Mas quando mais de cinco milhões foram incorporados - a maioria era composta de
elementos novos, sem tradição - as coisas complicaram-se, pois tiveram que
aprender a disciplina no exército, em sua forma mais severa. Houve protestos
por causa de algumas questões que levantaram insatisfação, que foram usadas por
Stalin contra Trotsky. Foi necessário, por algum tempo, dar rédeas soltas a esses
elementos e depois, por convencimento, criar uma nova base para um regime
militar mais severo. Eles confiaram nesses elementos. Tsaritsin[i]
desempenhou um papel importante nesse sentido com Stalin, Voroshilov, Timoshenko.
Eles apoiaram-se nesses elementos. Eram guerrilheiros, como Shachtman em sua
política. A guerra finlandesa foi o teste para o velho grupo de Tsaritsyn; [que]
Stalin não apareceu no front, um fato aparentemente incompreensível. Claro, ele
tinha que lidar com sua GPU no Kremlin. Voroshilov é demitido, o último da
oposição de Tsaritsyn.
Dobbs – Conseguimos algo
parecido em Minneapolis em nossos piquetes. Discussão completa e, em seguida,
trabalhar sob disciplina severa.

INSTRUÇÃO DADA A: Converta em uma lista JSON de strings as linhas das entradas que vão da linha com "note-line-1: Original pin" até a linha com "pin-ct2[interactable] bbox=[76, 223, 134, 247]", incluindo as duas. Cada linha deve virar uma string, e as linhas em branco devem ficar de fora.

Trecho de um arquivo de dados:
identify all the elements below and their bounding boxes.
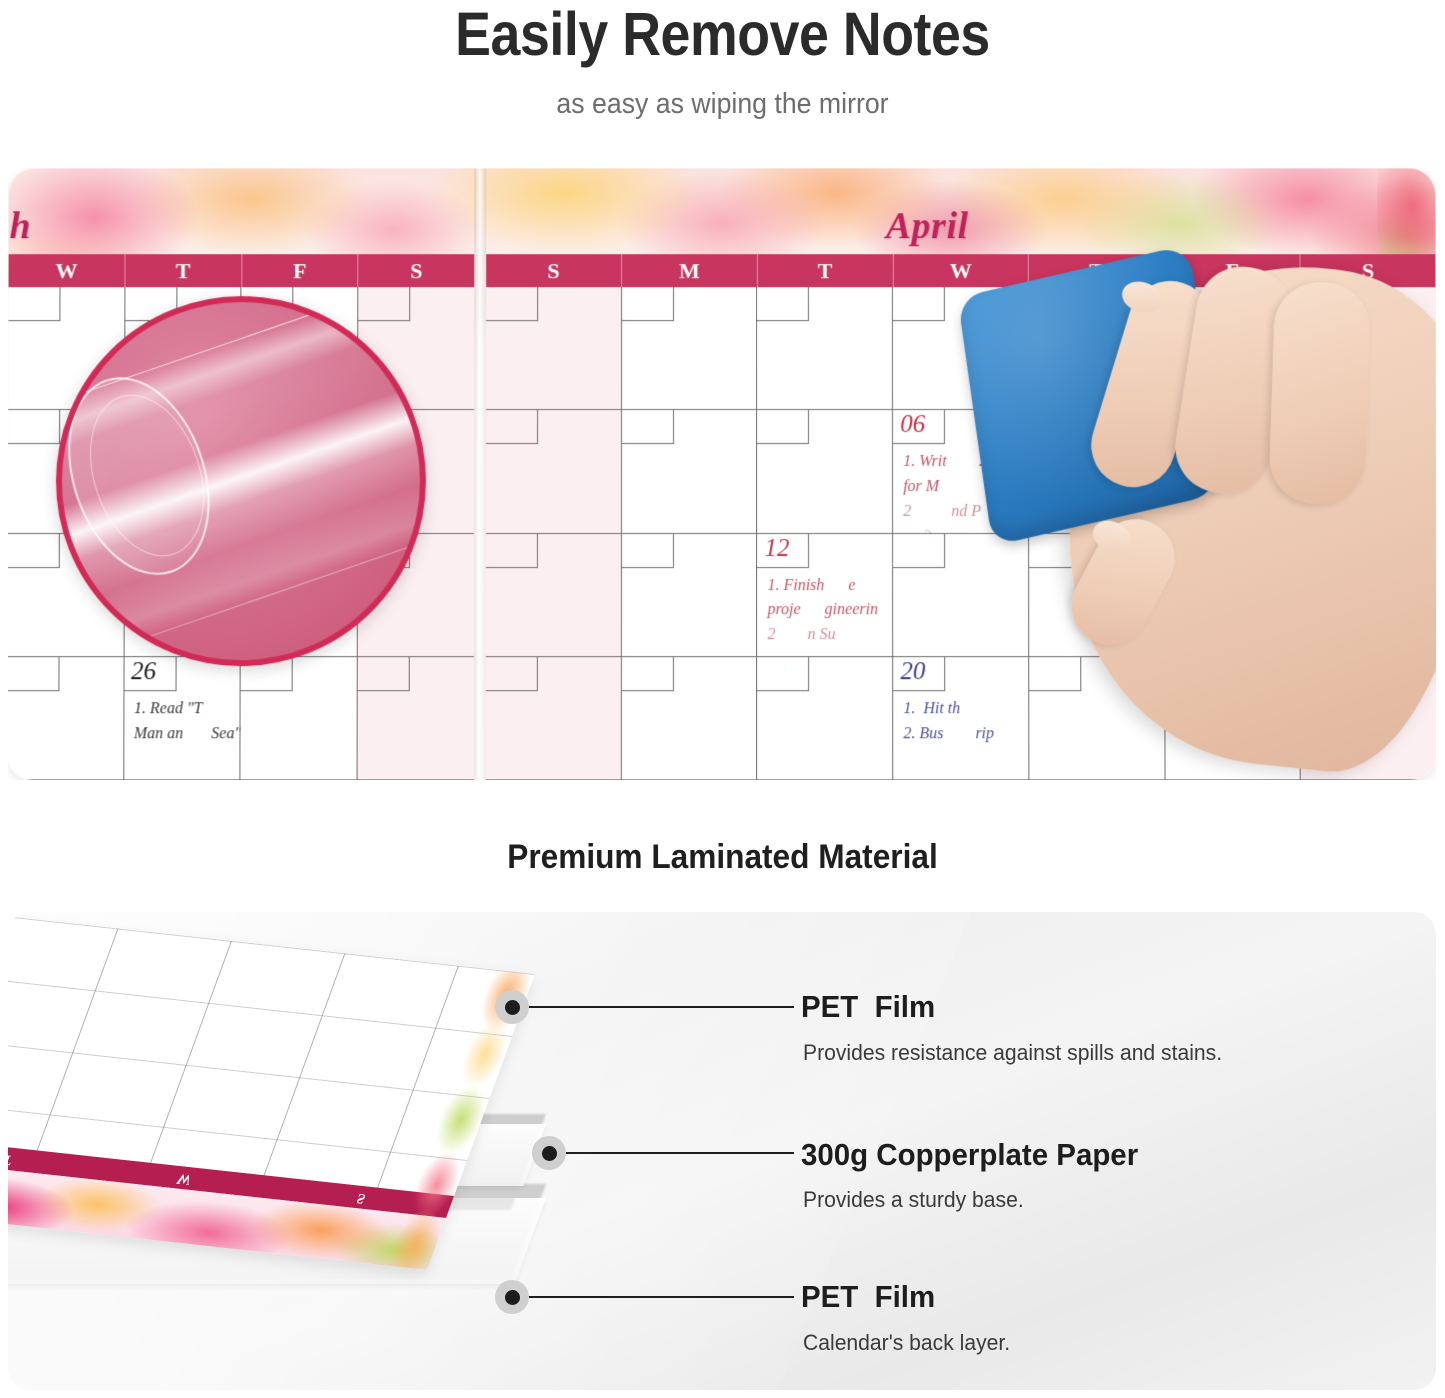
day-cell-weekend[interactable]: [486, 410, 622, 533]
callout-dot-core-icon: [542, 1146, 557, 1161]
dow-cell: T: [125, 254, 242, 287]
callout-dot-icon[interactable]: [495, 990, 529, 1024]
date-box: [8, 534, 60, 568]
layer-description: Calendar's back layer.: [803, 1330, 1010, 1356]
day-cell-26[interactable]: 26 1. Read "T Man an Sea": [124, 657, 241, 780]
finger: [1268, 281, 1371, 506]
day-of-week-bar-march: W T F S: [9, 254, 475, 287]
month-label-april: April: [886, 204, 969, 248]
date-box: [8, 287, 60, 321]
hand-with-eraser: [960, 260, 1436, 780]
calendar-week-row: 26 1. Read "T Man an Sea": [8, 657, 474, 780]
date-box: [486, 287, 538, 321]
calendar-sheet: rch W T F S: [8, 168, 1436, 780]
date-box: [893, 534, 945, 568]
date-box: [622, 410, 674, 444]
date-number: 12: [764, 536, 789, 561]
date-box: [486, 410, 538, 444]
dow-cell: W: [9, 254, 126, 287]
date-number: 26: [131, 659, 156, 684]
note-line: 2 n Su: [767, 623, 886, 648]
headline-block: Easily Remove Notes as easy as wiping th…: [0, 0, 1445, 150]
note-line: 1. Read "T: [134, 697, 234, 722]
date-box: [893, 287, 945, 321]
dow-cell: S: [486, 254, 622, 287]
note-line: 1. Finish e: [767, 574, 886, 599]
page-subtitle: as easy as wiping the mirror: [58, 66, 1387, 121]
day-cell[interactable]: [757, 287, 893, 410]
material-section-title: Premium Laminated Material: [51, 838, 1395, 877]
day-cell-weekend[interactable]: [486, 657, 622, 780]
date-box: [486, 657, 538, 691]
day-cell[interactable]: [622, 657, 758, 780]
day-cell[interactable]: [8, 657, 124, 780]
dow-cell: F: [242, 254, 359, 287]
day-cell[interactable]: [622, 287, 758, 410]
callout-leader-line: [529, 1006, 794, 1008]
callout-dot-icon[interactable]: [495, 1280, 529, 1314]
date-box: [622, 657, 674, 691]
note-line: proje gineerin: [767, 598, 886, 623]
layer-label: PET Film: [801, 989, 935, 1025]
day-cell[interactable]: [622, 410, 758, 533]
date-box: [8, 657, 60, 691]
callout-dot-core-icon: [505, 1000, 520, 1015]
callout-dot-core-icon: [505, 1290, 520, 1305]
date-box: [757, 657, 809, 691]
day-cell-weekend[interactable]: [486, 287, 622, 410]
date-box: [486, 534, 538, 568]
day-cell[interactable]: [622, 534, 758, 657]
date-box: [622, 534, 674, 568]
date-box: [622, 287, 674, 321]
date-box: [8, 410, 60, 444]
day-cell[interactable]: [240, 657, 357, 780]
date-box: [757, 410, 809, 444]
callout-leader-line: [529, 1296, 794, 1298]
layer-description: Provides a sturdy base.: [803, 1187, 1024, 1213]
layer-label: PET Film: [801, 1279, 935, 1315]
layer-label: 300g Copperplate Paper: [801, 1137, 1138, 1173]
month-label-march: rch: [8, 204, 31, 248]
layer-description: Provides resistance against spills and s…: [803, 1040, 1222, 1066]
callout-dot-icon[interactable]: [532, 1136, 566, 1170]
date-box: [357, 657, 409, 691]
day-cell[interactable]: [757, 410, 893, 533]
pet-film-magnifier-inset: [55, 296, 426, 666]
day-cell-weekend[interactable]: [357, 657, 474, 780]
handwritten-note: 1. Read "T Man an Sea": [134, 697, 234, 747]
page-fold-divider: [474, 168, 487, 780]
month-page-march: rch W T F S: [8, 168, 474, 780]
dow-cell: S: [359, 254, 475, 287]
dow-cell: M: [622, 254, 758, 287]
date-number: 06: [900, 412, 925, 437]
callout-leader-line: [566, 1152, 794, 1154]
day-cell-12[interactable]: 12 1. Finish e proje gineerin 2 n Su r: [757, 534, 893, 657]
date-number: 20: [900, 659, 925, 684]
page-title: Easily Remove Notes: [87, 0, 1359, 66]
day-cell-weekend[interactable]: [486, 534, 622, 657]
dow-cell: T: [758, 254, 894, 287]
calendar-photo-panel: rch W T F S: [8, 168, 1436, 780]
note-line: Man an Sea": [134, 722, 234, 747]
date-box: [757, 287, 809, 321]
day-cell[interactable]: [757, 657, 893, 780]
material-layers-panel: T W S PET Film Provides resistance again…: [8, 912, 1436, 1390]
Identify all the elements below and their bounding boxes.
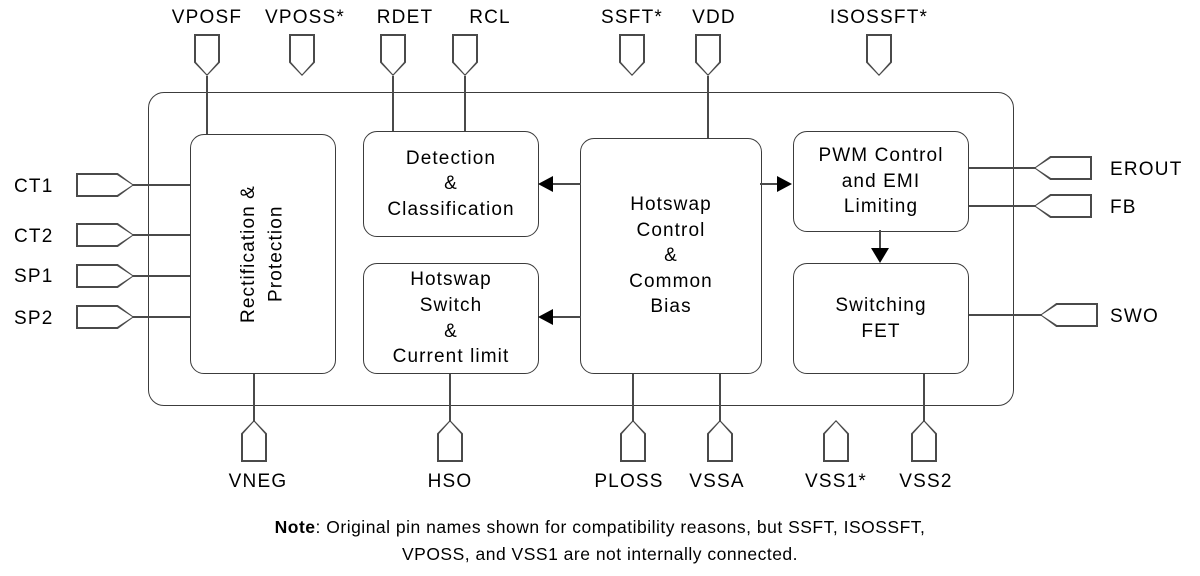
note-line-1: Original pin names shown for compatibili… bbox=[326, 517, 925, 537]
block-switching-fet-label: Switching FET bbox=[829, 293, 932, 344]
wire-rcl-lead bbox=[464, 76, 466, 133]
wire-vposf-lead bbox=[206, 76, 208, 136]
pin-label-sp1: SP1 bbox=[14, 267, 54, 286]
pin-label-vss1: VSS1* bbox=[805, 472, 867, 491]
pin-label-swo: SWO bbox=[1110, 307, 1159, 326]
wire-control-to-pwm bbox=[760, 183, 778, 185]
pin-label-erout: EROUT bbox=[1110, 160, 1183, 179]
arrow-control-to-hotswap-switch-icon bbox=[538, 309, 553, 325]
pin-label-vposf: VPOSF bbox=[172, 8, 242, 27]
pin-swo[interactable] bbox=[1040, 303, 1098, 327]
pin-label-vneg: VNEG bbox=[229, 472, 288, 491]
block-hotswap-switch-label: Hotswap Switch & Current limit bbox=[387, 267, 516, 370]
pin-isossft[interactable] bbox=[866, 34, 892, 76]
pin-label-ct2: CT2 bbox=[14, 227, 54, 246]
pin-ct2[interactable] bbox=[76, 223, 134, 247]
pin-vss2[interactable] bbox=[911, 420, 937, 462]
pin-label-rdet: RDET bbox=[377, 8, 434, 27]
pin-erout[interactable] bbox=[1034, 156, 1092, 180]
arrow-control-to-detection-icon bbox=[538, 176, 553, 192]
pin-vneg[interactable] bbox=[241, 420, 267, 462]
pin-vss1[interactable] bbox=[823, 420, 849, 462]
pin-vposf[interactable] bbox=[194, 34, 220, 76]
wire-vneg-lead bbox=[253, 372, 255, 422]
pin-label-ct1: CT1 bbox=[14, 177, 54, 196]
block-diagram-canvas: VPOSF VPOSS* RDET RCL SSFT* VDD ISOSSFT*… bbox=[0, 0, 1200, 576]
pin-sp2[interactable] bbox=[76, 305, 134, 329]
pin-label-ploss: PLOSS bbox=[594, 472, 663, 491]
wire-ploss-lead bbox=[632, 372, 634, 422]
wire-pwm-to-fet bbox=[879, 230, 881, 250]
pin-ssft[interactable] bbox=[619, 34, 645, 76]
block-detection-classification[interactable]: Detection & Classification bbox=[363, 131, 539, 237]
pin-vssa[interactable] bbox=[707, 420, 733, 462]
pin-label-ssft: SSFT* bbox=[601, 8, 663, 27]
wire-vss2-lead bbox=[923, 372, 925, 422]
wire-ct1-lead bbox=[133, 184, 191, 186]
pin-ct1[interactable] bbox=[76, 173, 134, 197]
wire-rdet-lead bbox=[392, 76, 394, 133]
pin-fb[interactable] bbox=[1034, 194, 1092, 218]
pin-label-fb: FB bbox=[1110, 198, 1137, 217]
diagram-note: Note: Original pin names shown for compa… bbox=[0, 514, 1200, 568]
wire-vssa-lead bbox=[719, 372, 721, 422]
pin-label-vssa: VSSA bbox=[689, 472, 745, 491]
pin-rcl[interactable] bbox=[452, 34, 478, 76]
block-hotswap-control-label: Hotswap Control & Common Bias bbox=[623, 192, 719, 320]
block-detection-label: Detection & Classification bbox=[381, 146, 520, 223]
note-prefix: Note bbox=[275, 517, 316, 537]
pin-vdd[interactable] bbox=[695, 34, 721, 76]
pin-label-hso: HSO bbox=[428, 472, 473, 491]
wire-control-to-detection bbox=[553, 183, 581, 185]
pin-label-vdd: VDD bbox=[692, 8, 736, 27]
arrow-control-to-pwm-icon bbox=[777, 176, 792, 192]
wire-control-to-hotswap-switch bbox=[553, 316, 581, 318]
note-line-2: VPOSS, and VSS1 are not internally conne… bbox=[402, 544, 798, 564]
arrow-pwm-to-fet-icon bbox=[871, 248, 889, 263]
block-pwm-control-label: PWM Control and EMI Limiting bbox=[812, 143, 949, 220]
wire-sp1-lead bbox=[133, 275, 191, 277]
pin-label-rcl: RCL bbox=[469, 8, 511, 27]
pin-label-isossft: ISOSSFT* bbox=[830, 8, 928, 27]
block-switching-fet[interactable]: Switching FET bbox=[793, 263, 969, 374]
wire-erout-lead bbox=[966, 167, 1036, 169]
pin-label-sp2: SP2 bbox=[14, 309, 54, 328]
pin-vposs[interactable] bbox=[289, 34, 315, 76]
pin-hso[interactable] bbox=[437, 420, 463, 462]
block-pwm-control-emi-limiting[interactable]: PWM Control and EMI Limiting bbox=[793, 131, 969, 232]
wire-ct2-lead bbox=[133, 234, 191, 236]
wire-vdd-lead bbox=[707, 76, 709, 140]
block-rectification-label: Rectification & Protection bbox=[229, 135, 296, 373]
pin-label-vss2: VSS2 bbox=[899, 472, 952, 491]
pin-ploss[interactable] bbox=[620, 420, 646, 462]
note-separator: : bbox=[316, 517, 327, 537]
block-hotswap-switch-current-limit[interactable]: Hotswap Switch & Current limit bbox=[363, 263, 539, 374]
wire-sp2-lead bbox=[133, 316, 191, 318]
pin-sp1[interactable] bbox=[76, 264, 134, 288]
pin-label-vposs: VPOSS* bbox=[265, 8, 345, 27]
pin-rdet[interactable] bbox=[380, 34, 406, 76]
block-hotswap-control-common-bias[interactable]: Hotswap Control & Common Bias bbox=[580, 138, 762, 374]
block-rectification-protection[interactable]: Rectification & Protection bbox=[190, 134, 336, 374]
wire-hso-lead bbox=[449, 372, 451, 422]
wire-swo-lead bbox=[966, 314, 1042, 316]
wire-fb-lead bbox=[966, 205, 1036, 207]
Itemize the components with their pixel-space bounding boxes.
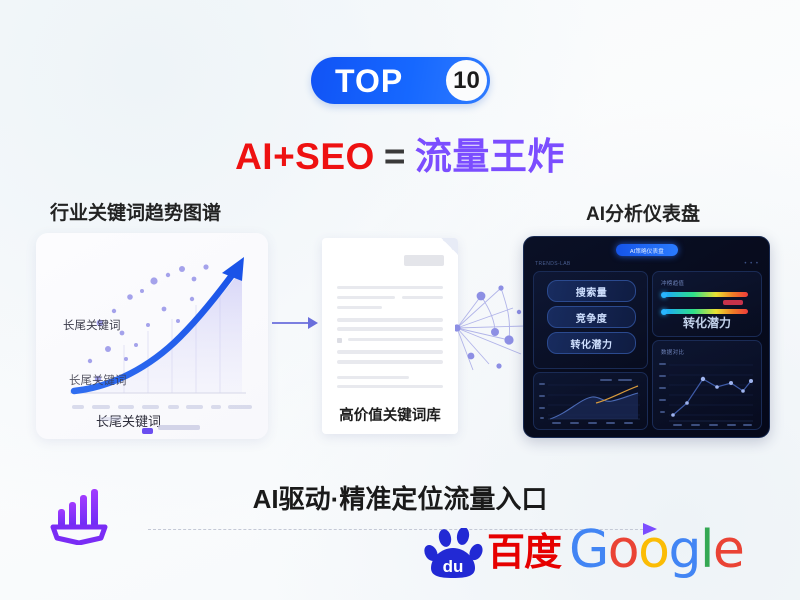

INSTRUÇÃO DADA B: Prossiga o texto sobre a disciplina no exército e o grupo de Tsaritsyn a partir do ponto em que ele termina.

RESPOSTA À TAREFA A:
[
  "note-line-1: Original pin names shown for compatibili… bbox=[326, 517, 925, 537]",
  "block-switching-fet-label: Switching FET bbox=[829, 293, 932, 344]",
  "wire-rcl-lead bbox=[464, 76, 466, 133]",
  "wire-vposf-lead bbox=[206, 76, 208, 136]",
  "pin-label-sp1: SP1 bbox=[14, 267, 54, 286]",
  "pin-label-vss1: VSS1* bbox=[805, 472, 867, 491]",
  "pin-label-swo: SWO bbox=[1110, 307, 1159, 326]",
  "wire-control-to-pwm bbox=[760, 183, 778, 185]",
  "pin-label-erout: EROUT bbox=[1110, 160, 1183, 179]",
  "arrow-control-to-hotswap-switch-icon bbox=[538, 309, 553, 325]",
  "pin-label-vposf: VPOSF bbox=[172, 8, 242, 27]",
  "pin-swo[interactable] bbox=[1040, 303, 1098, 327]",
  "pin-label-vneg: VNEG bbox=[229, 472, 288, 491]",
  "block-hotswap-switch-label: Hotswap Switch & Current limit bbox=[387, 267, 516, 370]",
  "pin-isossft[interactable] bbox=[866, 34, 892, 76]",
  "pin-label-ct2: CT2 bbox=[14, 227, 54, 246]",
  "pin-ct2[interactable] bbox=[76, 223, 134, 247]"
]

RESPOSTA À TAREFA B:
Trotsky – Sim, é uma
questão psicológica dedicar tempo suficiente para convencê-los de que os dirigentes
fazem essas coisas no interesse do partido e não de acordo com seus interesses
pessoais. Então, isso é o capital moral mais importante do partido.
Konikow – As coisas não
poderiam ser facilitadas com um boletim informativo interno?
Cannon – Sim, sim.
Gordon – Como você acha
que será a vida partidária no próximo período? Poderemos fazer convenções,
plenárias etc.?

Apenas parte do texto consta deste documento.